*Instruction*. Pictures stay out of the copy; set down each line of the listing below exactly.

*Stored data entries*.
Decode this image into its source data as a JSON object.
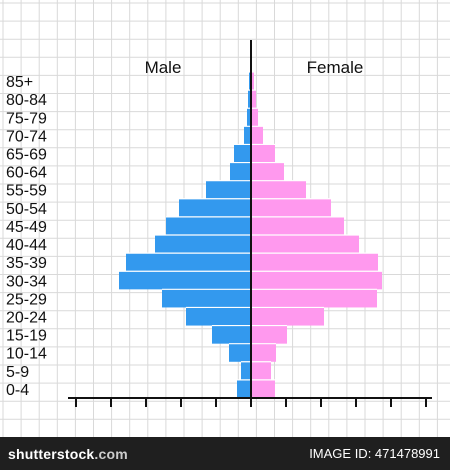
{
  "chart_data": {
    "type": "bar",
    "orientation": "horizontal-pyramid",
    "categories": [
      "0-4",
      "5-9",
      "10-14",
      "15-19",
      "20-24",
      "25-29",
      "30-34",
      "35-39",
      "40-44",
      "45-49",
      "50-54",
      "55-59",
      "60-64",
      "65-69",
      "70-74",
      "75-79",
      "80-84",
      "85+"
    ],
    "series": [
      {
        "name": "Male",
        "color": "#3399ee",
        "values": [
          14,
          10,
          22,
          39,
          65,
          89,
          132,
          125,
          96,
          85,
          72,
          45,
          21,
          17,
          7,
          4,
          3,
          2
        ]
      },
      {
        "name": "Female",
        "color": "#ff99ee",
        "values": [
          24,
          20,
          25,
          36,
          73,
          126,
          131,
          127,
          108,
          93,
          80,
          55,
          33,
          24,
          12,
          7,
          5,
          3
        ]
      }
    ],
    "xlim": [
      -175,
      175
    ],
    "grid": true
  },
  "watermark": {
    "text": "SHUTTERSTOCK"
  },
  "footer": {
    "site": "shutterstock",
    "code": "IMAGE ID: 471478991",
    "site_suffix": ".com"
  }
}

*Task output*.
Decode this image into its source data as a JSON object.
{
  "chart_data": {
    "type": "bar",
    "orientation": "horizontal-pyramid",
    "categories": [
      "0-4",
      "5-9",
      "10-14",
      "15-19",
      "20-24",
      "25-29",
      "30-34",
      "35-39",
      "40-44",
      "45-49",
      "50-54",
      "55-59",
      "60-64",
      "65-69",
      "70-74",
      "75-79",
      "80-84",
      "85+"
    ],
    "series": [
      {
        "name": "Male",
        "color": "#3399ee",
        "values": [
          14,
          10,
          22,
          39,
          65,
          89,
          132,
          125,
          96,
          85,
          72,
          45,
          21,
          17,
          7,
          4,
          3,
          2
        ]
      },
      {
        "name": "Female",
        "color": "#ff99ee",
        "values": [
          24,
          20,
          25,
          36,
          73,
          126,
          131,
          127,
          108,
          93,
          80,
          55,
          33,
          24,
          12,
          7,
          5,
          3
        ]
      }
    ],
    "xlim": [
      -175,
      175
    ],
    "grid": true
  },
  "watermark": {
    "text": "SHUTTERSTOCK"
  },
  "footer": {
    "site": "shutterstock",
    "code": "IMAGE ID: 471478991",
    "site_suffix": ".com"
  }
}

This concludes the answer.